**The request**
Count the lines in the records that contain the string "incl", and reply with that number alone.

**Data shown**
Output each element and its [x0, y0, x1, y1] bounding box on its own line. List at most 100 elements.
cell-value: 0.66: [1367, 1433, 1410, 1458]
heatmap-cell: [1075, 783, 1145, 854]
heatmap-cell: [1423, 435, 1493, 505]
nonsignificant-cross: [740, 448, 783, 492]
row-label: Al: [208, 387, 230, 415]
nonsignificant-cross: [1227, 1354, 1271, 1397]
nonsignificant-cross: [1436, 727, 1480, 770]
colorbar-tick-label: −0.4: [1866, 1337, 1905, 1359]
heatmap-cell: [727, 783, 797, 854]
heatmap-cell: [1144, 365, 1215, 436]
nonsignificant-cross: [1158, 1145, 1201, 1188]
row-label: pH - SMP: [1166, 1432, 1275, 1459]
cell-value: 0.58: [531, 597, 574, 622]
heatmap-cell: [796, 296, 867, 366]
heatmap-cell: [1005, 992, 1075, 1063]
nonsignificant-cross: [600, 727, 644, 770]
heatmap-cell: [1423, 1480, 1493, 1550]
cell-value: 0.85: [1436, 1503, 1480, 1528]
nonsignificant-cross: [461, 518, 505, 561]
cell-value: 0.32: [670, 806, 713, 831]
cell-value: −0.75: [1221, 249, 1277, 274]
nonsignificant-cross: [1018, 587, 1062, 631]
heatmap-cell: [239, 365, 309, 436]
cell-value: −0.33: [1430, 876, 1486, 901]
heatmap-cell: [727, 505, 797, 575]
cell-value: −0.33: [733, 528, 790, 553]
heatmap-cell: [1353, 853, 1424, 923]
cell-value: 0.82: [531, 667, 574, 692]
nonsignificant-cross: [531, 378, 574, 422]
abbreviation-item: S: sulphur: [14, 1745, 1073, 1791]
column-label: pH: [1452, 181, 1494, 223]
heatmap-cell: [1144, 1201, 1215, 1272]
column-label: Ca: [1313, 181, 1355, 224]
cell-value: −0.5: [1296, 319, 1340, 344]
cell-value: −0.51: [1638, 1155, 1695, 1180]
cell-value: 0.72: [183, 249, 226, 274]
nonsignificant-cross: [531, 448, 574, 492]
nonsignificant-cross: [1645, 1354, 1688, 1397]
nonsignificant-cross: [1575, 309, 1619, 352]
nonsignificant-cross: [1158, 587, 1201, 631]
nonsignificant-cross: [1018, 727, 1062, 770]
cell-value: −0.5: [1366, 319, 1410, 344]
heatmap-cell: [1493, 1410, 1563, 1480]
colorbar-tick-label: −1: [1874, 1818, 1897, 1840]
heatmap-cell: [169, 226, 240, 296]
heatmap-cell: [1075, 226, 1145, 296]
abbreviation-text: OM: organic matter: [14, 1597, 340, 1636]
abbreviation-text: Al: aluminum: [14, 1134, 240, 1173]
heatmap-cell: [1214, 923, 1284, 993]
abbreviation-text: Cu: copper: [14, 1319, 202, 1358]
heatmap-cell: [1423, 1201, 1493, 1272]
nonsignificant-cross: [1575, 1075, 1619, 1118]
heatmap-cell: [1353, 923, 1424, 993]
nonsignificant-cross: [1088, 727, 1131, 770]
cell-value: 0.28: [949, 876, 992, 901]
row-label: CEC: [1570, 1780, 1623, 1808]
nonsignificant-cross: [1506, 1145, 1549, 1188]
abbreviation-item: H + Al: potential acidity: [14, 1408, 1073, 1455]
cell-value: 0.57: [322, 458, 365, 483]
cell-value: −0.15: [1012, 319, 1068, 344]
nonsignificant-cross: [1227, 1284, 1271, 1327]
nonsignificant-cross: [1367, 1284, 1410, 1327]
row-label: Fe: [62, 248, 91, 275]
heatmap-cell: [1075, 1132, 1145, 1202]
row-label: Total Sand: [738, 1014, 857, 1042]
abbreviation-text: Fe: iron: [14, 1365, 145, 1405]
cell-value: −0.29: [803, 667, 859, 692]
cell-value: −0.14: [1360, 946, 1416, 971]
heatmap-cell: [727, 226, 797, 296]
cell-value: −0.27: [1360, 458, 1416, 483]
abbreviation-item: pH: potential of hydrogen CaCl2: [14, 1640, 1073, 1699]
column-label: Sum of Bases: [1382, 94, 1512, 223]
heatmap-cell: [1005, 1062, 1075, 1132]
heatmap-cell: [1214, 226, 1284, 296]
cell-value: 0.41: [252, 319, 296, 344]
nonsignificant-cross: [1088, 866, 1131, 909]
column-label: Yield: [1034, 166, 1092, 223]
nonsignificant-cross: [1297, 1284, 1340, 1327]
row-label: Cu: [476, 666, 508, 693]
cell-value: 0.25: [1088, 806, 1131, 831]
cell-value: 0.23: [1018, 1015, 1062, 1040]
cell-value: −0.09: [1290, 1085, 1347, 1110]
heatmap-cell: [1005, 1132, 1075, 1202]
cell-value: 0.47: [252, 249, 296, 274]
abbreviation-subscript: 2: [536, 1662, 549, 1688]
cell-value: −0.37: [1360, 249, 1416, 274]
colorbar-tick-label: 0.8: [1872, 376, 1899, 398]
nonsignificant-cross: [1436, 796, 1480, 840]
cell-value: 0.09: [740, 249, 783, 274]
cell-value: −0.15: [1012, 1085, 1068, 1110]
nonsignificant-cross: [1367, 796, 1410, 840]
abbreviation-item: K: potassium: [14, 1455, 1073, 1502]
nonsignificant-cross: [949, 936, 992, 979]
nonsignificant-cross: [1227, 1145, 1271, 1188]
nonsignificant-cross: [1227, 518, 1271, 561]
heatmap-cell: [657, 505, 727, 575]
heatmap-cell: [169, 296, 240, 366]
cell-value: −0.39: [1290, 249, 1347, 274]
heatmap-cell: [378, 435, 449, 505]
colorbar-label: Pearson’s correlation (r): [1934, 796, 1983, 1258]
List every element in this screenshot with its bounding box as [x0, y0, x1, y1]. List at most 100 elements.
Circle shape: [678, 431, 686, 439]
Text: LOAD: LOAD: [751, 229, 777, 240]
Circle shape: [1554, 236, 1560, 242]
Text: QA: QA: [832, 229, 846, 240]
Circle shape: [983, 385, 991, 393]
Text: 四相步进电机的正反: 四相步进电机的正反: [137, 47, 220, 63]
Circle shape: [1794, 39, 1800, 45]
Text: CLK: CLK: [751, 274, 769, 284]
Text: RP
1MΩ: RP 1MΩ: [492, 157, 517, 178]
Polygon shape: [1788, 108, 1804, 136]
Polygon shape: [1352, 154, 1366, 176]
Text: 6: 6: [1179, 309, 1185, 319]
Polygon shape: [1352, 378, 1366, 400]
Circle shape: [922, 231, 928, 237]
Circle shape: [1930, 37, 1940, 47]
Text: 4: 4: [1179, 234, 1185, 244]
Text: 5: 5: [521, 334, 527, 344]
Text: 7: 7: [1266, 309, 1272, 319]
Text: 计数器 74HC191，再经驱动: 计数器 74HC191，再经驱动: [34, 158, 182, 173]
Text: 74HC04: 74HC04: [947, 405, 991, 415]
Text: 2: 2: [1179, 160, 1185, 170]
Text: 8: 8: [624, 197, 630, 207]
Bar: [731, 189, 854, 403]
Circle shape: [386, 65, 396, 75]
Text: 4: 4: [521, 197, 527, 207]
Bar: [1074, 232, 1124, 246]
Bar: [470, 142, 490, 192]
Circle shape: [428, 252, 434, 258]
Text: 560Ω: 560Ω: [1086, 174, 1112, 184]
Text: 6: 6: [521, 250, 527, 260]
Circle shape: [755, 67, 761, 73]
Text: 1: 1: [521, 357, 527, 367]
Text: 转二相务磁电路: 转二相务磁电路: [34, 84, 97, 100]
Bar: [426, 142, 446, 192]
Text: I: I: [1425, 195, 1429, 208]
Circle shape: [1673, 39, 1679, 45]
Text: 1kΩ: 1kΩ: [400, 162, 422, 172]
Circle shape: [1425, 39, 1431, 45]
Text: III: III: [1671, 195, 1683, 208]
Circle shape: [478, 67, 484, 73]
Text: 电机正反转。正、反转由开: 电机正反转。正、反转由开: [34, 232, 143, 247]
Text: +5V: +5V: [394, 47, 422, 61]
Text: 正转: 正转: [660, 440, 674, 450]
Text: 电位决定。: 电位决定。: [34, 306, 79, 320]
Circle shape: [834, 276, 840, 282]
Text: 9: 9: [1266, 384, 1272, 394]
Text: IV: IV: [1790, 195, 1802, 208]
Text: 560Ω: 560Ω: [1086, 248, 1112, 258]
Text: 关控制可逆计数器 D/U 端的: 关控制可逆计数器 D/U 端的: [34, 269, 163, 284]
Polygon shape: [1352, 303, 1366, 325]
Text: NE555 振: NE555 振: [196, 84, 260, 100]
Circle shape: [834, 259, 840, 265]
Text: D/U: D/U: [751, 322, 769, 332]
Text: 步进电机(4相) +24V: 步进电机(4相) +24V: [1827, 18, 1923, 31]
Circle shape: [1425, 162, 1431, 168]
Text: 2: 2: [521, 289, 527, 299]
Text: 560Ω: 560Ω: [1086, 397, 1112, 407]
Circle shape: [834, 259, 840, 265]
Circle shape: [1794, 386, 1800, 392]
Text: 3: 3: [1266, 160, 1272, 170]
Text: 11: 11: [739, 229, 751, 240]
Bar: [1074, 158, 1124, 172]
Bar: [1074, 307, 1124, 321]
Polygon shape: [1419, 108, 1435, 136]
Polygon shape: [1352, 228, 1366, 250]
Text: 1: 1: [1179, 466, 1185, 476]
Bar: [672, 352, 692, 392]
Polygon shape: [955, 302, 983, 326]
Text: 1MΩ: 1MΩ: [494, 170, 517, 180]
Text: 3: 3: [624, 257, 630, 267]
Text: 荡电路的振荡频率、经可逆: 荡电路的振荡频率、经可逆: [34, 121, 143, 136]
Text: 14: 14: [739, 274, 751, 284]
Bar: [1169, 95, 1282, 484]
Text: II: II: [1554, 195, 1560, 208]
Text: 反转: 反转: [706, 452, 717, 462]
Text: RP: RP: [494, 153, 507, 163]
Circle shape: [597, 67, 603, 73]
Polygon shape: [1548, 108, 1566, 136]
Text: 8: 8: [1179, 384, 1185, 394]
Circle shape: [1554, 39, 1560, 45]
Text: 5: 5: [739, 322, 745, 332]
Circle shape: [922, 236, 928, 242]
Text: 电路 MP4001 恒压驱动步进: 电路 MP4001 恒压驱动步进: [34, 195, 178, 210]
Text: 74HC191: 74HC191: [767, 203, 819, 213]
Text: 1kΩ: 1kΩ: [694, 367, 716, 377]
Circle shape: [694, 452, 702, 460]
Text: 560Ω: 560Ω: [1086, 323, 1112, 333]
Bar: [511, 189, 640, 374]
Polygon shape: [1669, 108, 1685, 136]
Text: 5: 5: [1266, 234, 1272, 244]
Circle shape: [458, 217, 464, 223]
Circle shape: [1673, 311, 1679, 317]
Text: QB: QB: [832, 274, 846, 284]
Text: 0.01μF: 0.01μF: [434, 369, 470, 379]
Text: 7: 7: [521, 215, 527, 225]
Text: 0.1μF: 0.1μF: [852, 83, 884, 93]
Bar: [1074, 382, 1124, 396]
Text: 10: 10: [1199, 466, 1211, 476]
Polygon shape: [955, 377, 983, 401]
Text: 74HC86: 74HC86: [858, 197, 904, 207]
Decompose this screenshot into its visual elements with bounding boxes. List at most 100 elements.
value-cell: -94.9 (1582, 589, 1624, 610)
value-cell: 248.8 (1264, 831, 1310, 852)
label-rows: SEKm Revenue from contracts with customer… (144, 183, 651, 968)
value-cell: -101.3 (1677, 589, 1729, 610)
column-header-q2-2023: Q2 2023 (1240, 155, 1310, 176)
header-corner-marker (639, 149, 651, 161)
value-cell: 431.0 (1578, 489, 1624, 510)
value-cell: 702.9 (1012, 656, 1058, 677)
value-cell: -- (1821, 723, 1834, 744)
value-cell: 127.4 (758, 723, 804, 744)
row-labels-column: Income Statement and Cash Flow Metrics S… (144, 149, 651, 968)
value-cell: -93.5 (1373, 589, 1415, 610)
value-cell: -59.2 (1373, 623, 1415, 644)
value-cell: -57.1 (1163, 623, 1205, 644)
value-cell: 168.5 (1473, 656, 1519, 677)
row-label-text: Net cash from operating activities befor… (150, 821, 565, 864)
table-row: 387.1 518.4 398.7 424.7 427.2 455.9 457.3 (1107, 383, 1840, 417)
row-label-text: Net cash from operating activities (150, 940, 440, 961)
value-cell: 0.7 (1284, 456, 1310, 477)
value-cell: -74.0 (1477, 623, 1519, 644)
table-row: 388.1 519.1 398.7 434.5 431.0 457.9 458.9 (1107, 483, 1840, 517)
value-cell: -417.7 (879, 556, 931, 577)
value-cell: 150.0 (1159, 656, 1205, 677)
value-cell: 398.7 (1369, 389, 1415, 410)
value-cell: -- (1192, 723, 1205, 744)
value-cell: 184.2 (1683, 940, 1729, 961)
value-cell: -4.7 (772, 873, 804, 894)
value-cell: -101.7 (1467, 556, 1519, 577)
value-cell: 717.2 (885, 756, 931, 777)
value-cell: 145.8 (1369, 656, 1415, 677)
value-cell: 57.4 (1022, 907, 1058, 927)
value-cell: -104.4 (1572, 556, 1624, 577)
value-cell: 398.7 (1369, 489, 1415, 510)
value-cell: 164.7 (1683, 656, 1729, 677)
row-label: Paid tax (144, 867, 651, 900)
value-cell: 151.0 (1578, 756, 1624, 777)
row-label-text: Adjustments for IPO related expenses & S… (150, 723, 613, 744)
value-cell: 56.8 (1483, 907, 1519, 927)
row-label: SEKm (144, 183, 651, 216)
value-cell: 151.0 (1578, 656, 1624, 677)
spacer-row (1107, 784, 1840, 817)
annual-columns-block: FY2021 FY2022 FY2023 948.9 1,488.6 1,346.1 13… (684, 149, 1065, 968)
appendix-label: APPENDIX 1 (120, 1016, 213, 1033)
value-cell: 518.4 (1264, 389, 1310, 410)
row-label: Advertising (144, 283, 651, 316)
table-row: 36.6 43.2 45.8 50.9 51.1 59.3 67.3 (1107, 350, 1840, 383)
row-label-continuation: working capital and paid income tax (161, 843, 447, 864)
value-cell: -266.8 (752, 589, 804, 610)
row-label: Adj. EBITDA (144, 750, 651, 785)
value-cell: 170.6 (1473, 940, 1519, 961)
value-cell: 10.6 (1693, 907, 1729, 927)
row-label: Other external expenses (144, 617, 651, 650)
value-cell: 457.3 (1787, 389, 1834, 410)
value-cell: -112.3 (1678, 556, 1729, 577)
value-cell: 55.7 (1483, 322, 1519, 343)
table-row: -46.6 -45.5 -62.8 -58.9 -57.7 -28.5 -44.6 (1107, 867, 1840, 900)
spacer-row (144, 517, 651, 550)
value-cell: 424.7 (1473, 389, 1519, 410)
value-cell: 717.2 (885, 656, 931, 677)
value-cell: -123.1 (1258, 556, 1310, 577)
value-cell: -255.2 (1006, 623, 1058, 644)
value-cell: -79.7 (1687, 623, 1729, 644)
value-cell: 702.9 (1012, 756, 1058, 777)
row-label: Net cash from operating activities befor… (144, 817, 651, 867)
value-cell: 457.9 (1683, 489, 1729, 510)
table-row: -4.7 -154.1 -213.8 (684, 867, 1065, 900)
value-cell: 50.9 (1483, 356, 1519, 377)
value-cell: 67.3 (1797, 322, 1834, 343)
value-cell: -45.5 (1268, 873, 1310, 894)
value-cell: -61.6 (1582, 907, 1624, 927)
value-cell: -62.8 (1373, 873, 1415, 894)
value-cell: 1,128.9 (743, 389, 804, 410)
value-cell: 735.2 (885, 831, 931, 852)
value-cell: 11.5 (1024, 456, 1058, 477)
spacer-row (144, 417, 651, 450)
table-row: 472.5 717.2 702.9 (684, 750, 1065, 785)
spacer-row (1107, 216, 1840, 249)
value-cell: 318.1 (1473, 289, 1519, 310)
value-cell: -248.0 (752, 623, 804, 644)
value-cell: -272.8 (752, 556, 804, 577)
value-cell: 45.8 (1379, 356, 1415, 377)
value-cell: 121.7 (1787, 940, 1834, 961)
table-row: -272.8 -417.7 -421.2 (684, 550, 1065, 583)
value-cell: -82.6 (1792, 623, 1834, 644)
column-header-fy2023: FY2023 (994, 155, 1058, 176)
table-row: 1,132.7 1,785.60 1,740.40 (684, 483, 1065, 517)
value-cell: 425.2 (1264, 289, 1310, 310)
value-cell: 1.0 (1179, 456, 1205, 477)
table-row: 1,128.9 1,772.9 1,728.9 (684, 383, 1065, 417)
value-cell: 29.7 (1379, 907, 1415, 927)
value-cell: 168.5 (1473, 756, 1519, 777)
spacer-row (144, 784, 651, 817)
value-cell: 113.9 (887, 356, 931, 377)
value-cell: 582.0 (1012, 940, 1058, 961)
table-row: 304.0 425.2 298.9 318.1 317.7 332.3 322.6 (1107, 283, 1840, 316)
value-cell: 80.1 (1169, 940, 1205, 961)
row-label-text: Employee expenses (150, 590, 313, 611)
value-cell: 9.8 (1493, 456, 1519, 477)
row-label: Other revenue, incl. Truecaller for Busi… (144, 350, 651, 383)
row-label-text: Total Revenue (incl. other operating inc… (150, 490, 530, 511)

**The result**
2